- [AIM] Your task is to transcribe all the entries exactly, excluding pictures.

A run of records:
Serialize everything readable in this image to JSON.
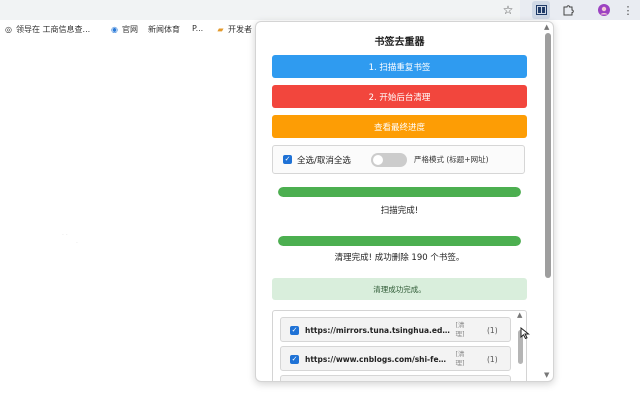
{
  "toolbar": {
    "bookmark_star_icon": "star-icon",
    "extension_icon": "bookmark-cleaner-extension-icon",
    "puzzle_icon": "extensions-puzzle-icon",
    "profile_icon": "profile-avatar-icon",
    "menu_icon": "more-vert-icon"
  },
  "bookmarks_bar": {
    "items": [
      {
        "label": "领导在 工商信息查...",
        "icon": "globe-icon"
      },
      {
        "label": "官网",
        "icon": "globe-icon"
      },
      {
        "label": "新闻体育",
        "icon": ""
      },
      {
        "label": "P...",
        "icon": ""
      },
      {
        "label": "开发者",
        "icon": "folder-icon"
      }
    ]
  },
  "popup": {
    "title": "书签去重器",
    "buttons": {
      "scan": "1. 扫描重复书签",
      "clean": "2. 开始后台清理",
      "progress": "查看最终进度"
    },
    "options": {
      "select_all_label": "全选/取消全选",
      "select_all_checked": true,
      "strict_mode_label": "严格模式 (标题+网址)",
      "strict_mode_on": false
    },
    "scan_progress": {
      "value": 1.0,
      "status": "扫描完成!"
    },
    "clean_progress": {
      "value": 1.0,
      "status": "清理完成! 成功删除 190 个书签。"
    },
    "alert": "清理成功完成。",
    "duplicates": [
      {
        "url": "https://mirrors.tuna.tsinghua.edu.cn/ana...",
        "tag": "[清\n理]",
        "count": "(1)",
        "checked": true
      },
      {
        "url": "https://www.cnblogs.com/shi-feng/archi...",
        "tag": "[清\n理]",
        "count": "(1)",
        "checked": true
      }
    ]
  },
  "colors": {
    "scan_button": "#2f9bf0",
    "clean_button": "#f2463d",
    "progress_button": "#fd9d05",
    "progress_bar": "#4caf50",
    "alert_bg": "#d9eedc"
  }
}
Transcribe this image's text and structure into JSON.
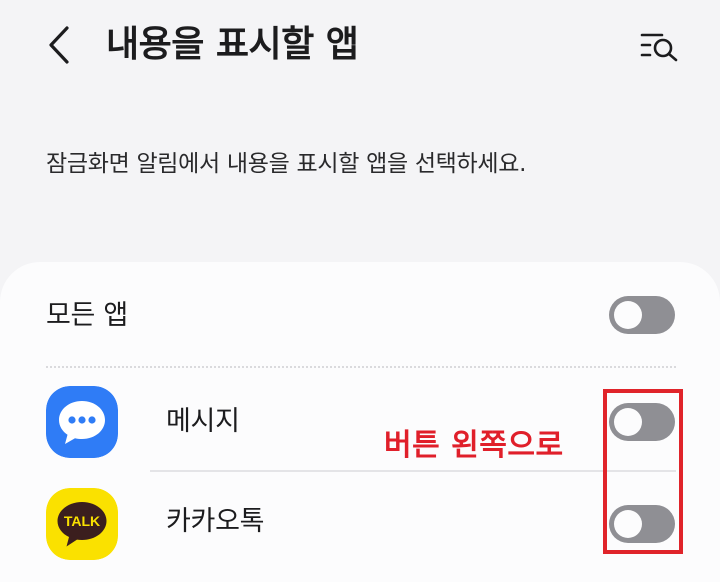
{
  "header": {
    "title": "내용을 표시할 앱",
    "back_icon": "chevron-left-icon",
    "search_icon": "search-filter-icon"
  },
  "description": "잠금화면 알림에서 내용을 표시할 앱을 선택하세요.",
  "all_apps": {
    "label": "모든 앱",
    "enabled": false
  },
  "apps": [
    {
      "name": "메시지",
      "icon": "messages-app-icon",
      "enabled": false
    },
    {
      "name": "카카오톡",
      "icon": "kakaotalk-app-icon",
      "icon_text": "TALK",
      "enabled": false
    }
  ],
  "annotation": {
    "text": "버튼 왼쪽으로",
    "color": "#e01f2a"
  },
  "colors": {
    "background": "#f4f4f6",
    "card": "#fcfcfd",
    "toggle_off": "#8f8f94",
    "messages_blue": "#2f7cf6",
    "kakao_yellow": "#fae100"
  }
}
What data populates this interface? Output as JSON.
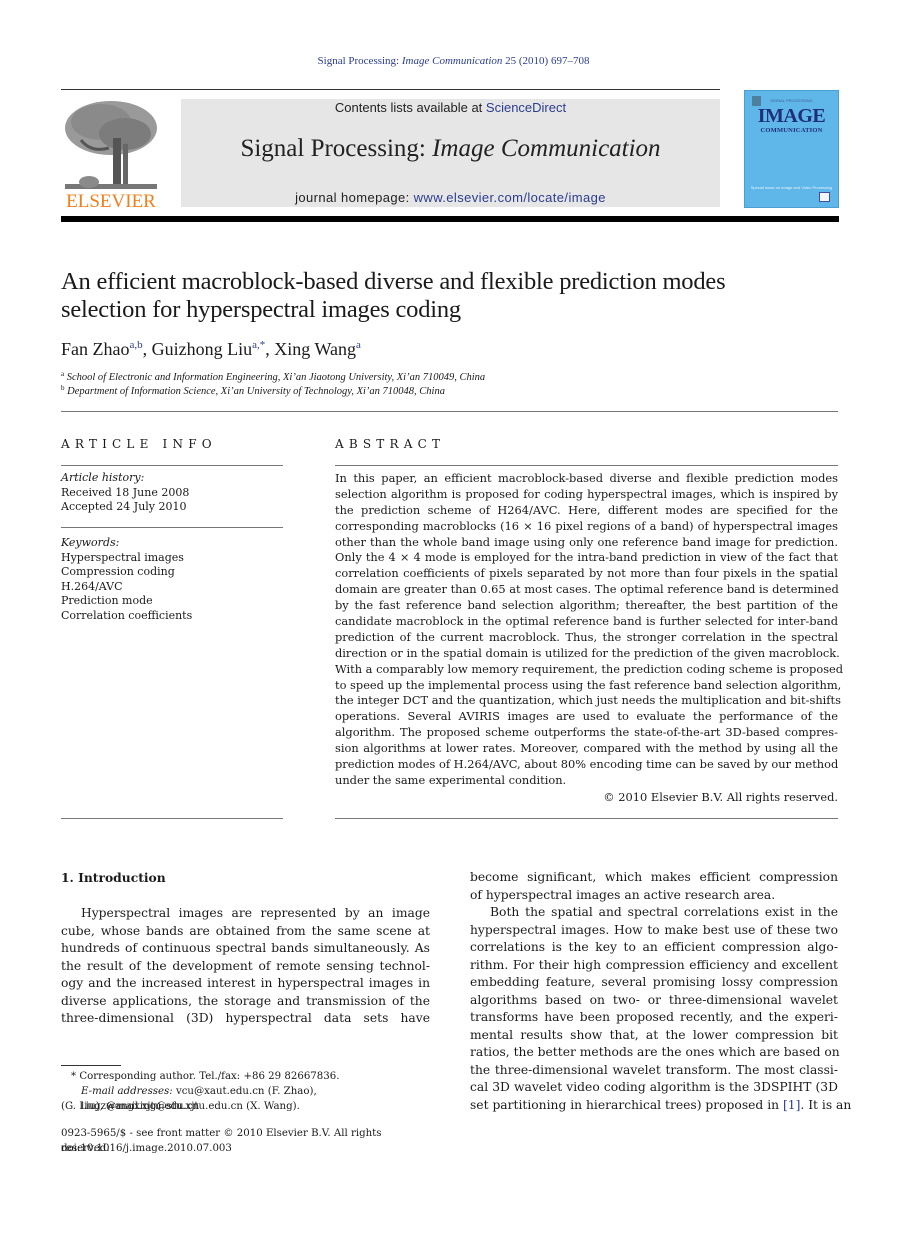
{
  "header": {
    "journal_ref_prefix": "Signal Processing: ",
    "journal_ref_italic": "Image Communication",
    "journal_ref_suffix": " 25 (2010) 697–708",
    "contents_prefix": "Contents lists available at ",
    "contents_link": "ScienceDirect",
    "journal_title_plain": "Signal Processing: ",
    "journal_title_italic": "Image Communication",
    "homepage_prefix": "journal homepage: ",
    "homepage_link": "www.elsevier.com/locate/image",
    "publisher_logo_text": "ELSEVIER",
    "cover": {
      "top_text": "SIGNAL PROCESSING",
      "title": "IMAGE",
      "subtitle": "COMMUNICATION",
      "footer_text": "Special Issue on Image and Video Processing"
    },
    "colors": {
      "link": "#2b3d8f",
      "elsevier_orange": "#f07f1a",
      "cover_blue": "#5fb6e8",
      "masthead_gray": "#e6e6e6"
    }
  },
  "article": {
    "title_lines": [
      "An efficient macroblock-based diverse and flexible prediction modes",
      "selection for hyperspectral images coding"
    ],
    "authors": [
      {
        "name": "Fan Zhao",
        "sup": "a,b",
        "sep": ", "
      },
      {
        "name": "Guizhong Liu",
        "sup": "a,*",
        "sep": ", "
      },
      {
        "name": "Xing Wang",
        "sup": "a",
        "sep": ""
      }
    ],
    "affiliations": [
      {
        "mark": "a",
        "text": "School of Electronic and Information Engineering, Xi’an Jiaotong University, Xi’an 710049, China"
      },
      {
        "mark": "b",
        "text": "Department of Information Science, Xi’an University of Technology, Xi’an 710048, China"
      }
    ]
  },
  "article_info": {
    "heading": "ARTICLE INFO",
    "history_label": "Article history:",
    "received": "Received 18 June 2008",
    "accepted": "Accepted 24 July 2010",
    "keywords_label": "Keywords:",
    "keywords": [
      "Hyperspectral images",
      "Compression coding",
      "H.264/AVC",
      "Prediction mode",
      "Correlation coefficients"
    ]
  },
  "abstract": {
    "heading": "ABSTRACT",
    "lines": [
      "In this paper, an efficient macroblock-based diverse and flexible prediction modes",
      "selection algorithm is proposed for coding hyperspectral images, which is inspired by",
      "the prediction scheme of H264/AVC. Here, different modes are specified for the",
      "corresponding macroblocks (16 × 16 pixel regions of a band) of hyperspectral images",
      "other than the whole band image using only one reference band image for prediction.",
      "Only the 4 × 4 mode is employed for the intra-band prediction in view of the fact that",
      "correlation coefficients of pixels separated by not more than four pixels in the spatial",
      "domain are greater than 0.65 at most cases. The optimal reference band is determined",
      "by the fast reference band selection algorithm; thereafter, the best partition of the",
      "candidate macroblock in the optimal reference band is further selected for inter-band",
      "prediction of the current macroblock. Thus, the stronger correlation in the spectral",
      "direction or in the spatial domain is utilized for the prediction of the given macroblock.",
      "With a comparably low memory requirement, the prediction coding scheme is proposed",
      "to speed up the implemental process using the fast reference band selection algorithm,",
      "the integer DCT and the quantization, which just needs the multiplication and bit-shifts",
      "operations. Several AVIRIS images are used to evaluate the performance of the",
      "algorithm. The proposed scheme outperforms the state-of-the-art 3D-based compres-",
      "sion algorithms at lower rates. Moreover, compared with the method by using all the",
      "prediction modes of H.264/AVC, about 80% encoding time can be saved by our method",
      "under the same experimental condition."
    ],
    "copyright": "© 2010 Elsevier B.V. All rights reserved."
  },
  "introduction": {
    "heading": "1.  Introduction",
    "left_lines": [
      "Hyperspectral images are represented by an image",
      "cube, whose bands are obtained from the same scene at",
      "hundreds of continuous spectral bands simultaneously. As",
      "the result of the development of remote sensing technol-",
      "ogy and the increased interest in hyperspectral images in",
      "diverse applications, the storage and transmission of the",
      "three-dimensional (3D) hyperspectral data sets have"
    ],
    "right_lines": [
      "become significant, which makes efficient compression",
      "of hyperspectral images an active research area.",
      "Both the spatial and spectral correlations exist in the",
      "hyperspectral images. How to make best use of these two",
      "correlations is the key to an efficient compression algo-",
      "rithm. For their high compression efficiency and excellent",
      "embedding feature, several promising lossy compression",
      "algorithms based on two- or three-dimensional wavelet",
      "transforms have been proposed recently, and the experi-",
      "mental results show that, at the lower compression bit",
      "ratios, the better methods are the ones which are based on",
      "the three-dimensional wavelet transform. The most classi-",
      "cal 3D wavelet video coding algorithm is the 3DSPIHT (3D"
    ],
    "right_last_prefix": "set partitioning in hierarchical trees) proposed in ",
    "right_last_ref": "[1]",
    "right_last_suffix": ". It is an"
  },
  "footnotes": {
    "corresponding": "* Corresponding author. Tel./fax: +86 29 82667836.",
    "email_label": "E-mail addresses:",
    "email_line1": " vcu@xaut.edu.cn (F. Zhao), liugz@mail.xjtu.edu.cn",
    "email_line2": "(G. Liu), wangxing@stu.xjtu.edu.cn (X. Wang).",
    "front_matter": "0923-5965/$ - see front matter © 2010 Elsevier B.V. All rights reserved.",
    "doi": "doi:10.1016/j.image.2010.07.003"
  }
}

- [SOLUTION]
Serialize everything readable in this image to JSON.
{
  "toolbar": {
    "bookmark_star_icon": "star-icon",
    "extension_icon": "bookmark-cleaner-extension-icon",
    "puzzle_icon": "extensions-puzzle-icon",
    "profile_icon": "profile-avatar-icon",
    "menu_icon": "more-vert-icon"
  },
  "bookmarks_bar": {
    "items": [
      {
        "label": "领导在 工商信息查...",
        "icon": "globe-icon"
      },
      {
        "label": "官网",
        "icon": "globe-icon"
      },
      {
        "label": "新闻体育",
        "icon": ""
      },
      {
        "label": "P...",
        "icon": ""
      },
      {
        "label": "开发者",
        "icon": "folder-icon"
      }
    ]
  },
  "popup": {
    "title": "书签去重器",
    "buttons": {
      "scan": "1. 扫描重复书签",
      "clean": "2. 开始后台清理",
      "progress": "查看最终进度"
    },
    "options": {
      "select_all_label": "全选/取消全选",
      "select_all_checked": true,
      "strict_mode_label": "严格模式 (标题+网址)",
      "strict_mode_on": false
    },
    "scan_progress": {
      "value": 1.0,
      "status": "扫描完成!"
    },
    "clean_progress": {
      "value": 1.0,
      "status": "清理完成! 成功删除 190 个书签。"
    },
    "alert": "清理成功完成。",
    "duplicates": [
      {
        "url": "https://mirrors.tuna.tsinghua.edu.cn/ana...",
        "tag": "[清\n理]",
        "count": "(1)",
        "checked": true
      },
      {
        "url": "https://www.cnblogs.com/shi-feng/archi...",
        "tag": "[清\n理]",
        "count": "(1)",
        "checked": true
      }
    ]
  },
  "colors": {
    "scan_button": "#2f9bf0",
    "clean_button": "#f2463d",
    "progress_button": "#fd9d05",
    "progress_bar": "#4caf50",
    "alert_bg": "#d9eedc"
  }
}
Transcribe this image's text and structure into JSON.
{
  "header": {
    "title": "내용을 표시할 앱",
    "back_icon": "chevron-left-icon",
    "search_icon": "search-filter-icon"
  },
  "description": "잠금화면 알림에서 내용을 표시할 앱을 선택하세요.",
  "all_apps": {
    "label": "모든 앱",
    "enabled": false
  },
  "apps": [
    {
      "name": "메시지",
      "icon": "messages-app-icon",
      "enabled": false
    },
    {
      "name": "카카오톡",
      "icon": "kakaotalk-app-icon",
      "icon_text": "TALK",
      "enabled": false
    }
  ],
  "annotation": {
    "text": "버튼 왼쪽으로",
    "color": "#e01f2a"
  },
  "colors": {
    "background": "#f4f4f6",
    "card": "#fcfcfd",
    "toggle_off": "#8f8f94",
    "messages_blue": "#2f7cf6",
    "kakao_yellow": "#fae100"
  }
}
What data populates this interface? Output as JSON.
{
  "header": {
    "journal_ref_prefix": "Signal Processing: ",
    "journal_ref_italic": "Image Communication",
    "journal_ref_suffix": " 25 (2010) 697–708",
    "contents_prefix": "Contents lists available at ",
    "contents_link": "ScienceDirect",
    "journal_title_plain": "Signal Processing: ",
    "journal_title_italic": "Image Communication",
    "homepage_prefix": "journal homepage: ",
    "homepage_link": "www.elsevier.com/locate/image",
    "publisher_logo_text": "ELSEVIER",
    "cover": {
      "top_text": "SIGNAL PROCESSING",
      "title": "IMAGE",
      "subtitle": "COMMUNICATION",
      "footer_text": "Special Issue on Image and Video Processing"
    },
    "colors": {
      "link": "#2b3d8f",
      "elsevier_orange": "#f07f1a",
      "cover_blue": "#5fb6e8",
      "masthead_gray": "#e6e6e6"
    }
  },
  "article": {
    "title_lines": [
      "An efficient macroblock-based diverse and flexible prediction modes",
      "selection for hyperspectral images coding"
    ],
    "authors": [
      {
        "name": "Fan Zhao",
        "sup": "a,b",
        "sep": ", "
      },
      {
        "name": "Guizhong Liu",
        "sup": "a,*",
        "sep": ", "
      },
      {
        "name": "Xing Wang",
        "sup": "a",
        "sep": ""
      }
    ],
    "affiliations": [
      {
        "mark": "a",
        "text": "School of Electronic and Information Engineering, Xi’an Jiaotong University, Xi’an 710049, China"
      },
      {
        "mark": "b",
        "text": "Department of Information Science, Xi’an University of Technology, Xi’an 710048, China"
      }
    ]
  },
  "article_info": {
    "heading": "ARTICLE INFO",
    "history_label": "Article history:",
    "received": "Received 18 June 2008",
    "accepted": "Accepted 24 July 2010",
    "keywords_label": "Keywords:",
    "keywords": [
      "Hyperspectral images",
      "Compression coding",
      "H.264/AVC",
      "Prediction mode",
      "Correlation coefficients"
    ]
  },
  "abstract": {
    "heading": "ABSTRACT",
    "lines": [
      "In this paper, an efficient macroblock-based diverse and flexible prediction modes",
      "selection algorithm is proposed for coding hyperspectral images, which is inspired by",
      "the prediction scheme of H264/AVC. Here, different modes are specified for the",
      "corresponding macroblocks (16 × 16 pixel regions of a band) of hyperspectral images",
      "other than the whole band image using only one reference band image for prediction.",
      "Only the 4 × 4 mode is employed for the intra-band prediction in view of the fact that",
      "correlation coefficients of pixels separated by not more than four pixels in the spatial",
      "domain are greater than 0.65 at most cases. The optimal reference band is determined",
      "by the fast reference band selection algorithm; thereafter, the best partition of the",
      "candidate macroblock in the optimal reference band is further selected for inter-band",
      "prediction of the current macroblock. Thus, the stronger correlation in the spectral",
      "direction or in the spatial domain is utilized for the prediction of the given macroblock.",
      "With a comparably low memory requirement, the prediction coding scheme is proposed",
      "to speed up the implemental process using the fast reference band selection algorithm,",
      "the integer DCT and the quantization, which just needs the multiplication and bit-shifts",
      "operations. Several AVIRIS images are used to evaluate the performance of the",
      "algorithm. The proposed scheme outperforms the state-of-the-art 3D-based compres-",
      "sion algorithms at lower rates. Moreover, compared with the method by using all the",
      "prediction modes of H.264/AVC, about 80% encoding time can be saved by our method",
      "under the same experimental condition."
    ],
    "copyright": "© 2010 Elsevier B.V. All rights reserved."
  },
  "introduction": {
    "heading": "1.  Introduction",
    "left_lines": [
      "Hyperspectral images are represented by an image",
      "cube, whose bands are obtained from the same scene at",
      "hundreds of continuous spectral bands simultaneously. As",
      "the result of the development of remote sensing technol-",
      "ogy and the increased interest in hyperspectral images in",
      "diverse applications, the storage and transmission of the",
      "three-dimensional (3D) hyperspectral data sets have"
    ],
    "right_lines": [
      "become significant, which makes efficient compression",
      "of hyperspectral images an active research area.",
      "Both the spatial and spectral correlations exist in the",
      "hyperspectral images. How to make best use of these two",
      "correlations is the key to an efficient compression algo-",
      "rithm. For their high compression efficiency and excellent",
      "embedding feature, several promising lossy compression",
      "algorithms based on two- or three-dimensional wavelet",
      "transforms have been proposed recently, and the experi-",
      "mental results show that, at the lower compression bit",
      "ratios, the better methods are the ones which are based on",
      "the three-dimensional wavelet transform. The most classi-",
      "cal 3D wavelet video coding algorithm is the 3DSPIHT (3D"
    ],
    "right_last_prefix": "set partitioning in hierarchical trees) proposed in ",
    "right_last_ref": "[1]",
    "right_last_suffix": ". It is an"
  },
  "footnotes": {
    "corresponding": "* Corresponding author. Tel./fax: +86 29 82667836.",
    "email_label": "E-mail addresses:",
    "email_line1": " vcu@xaut.edu.cn (F. Zhao), liugz@mail.xjtu.edu.cn",
    "email_line2": "(G. Liu), wangxing@stu.xjtu.edu.cn (X. Wang).",
    "front_matter": "0923-5965/$ - see front matter © 2010 Elsevier B.V. All rights reserved.",
    "doi": "doi:10.1016/j.image.2010.07.003"
  }
}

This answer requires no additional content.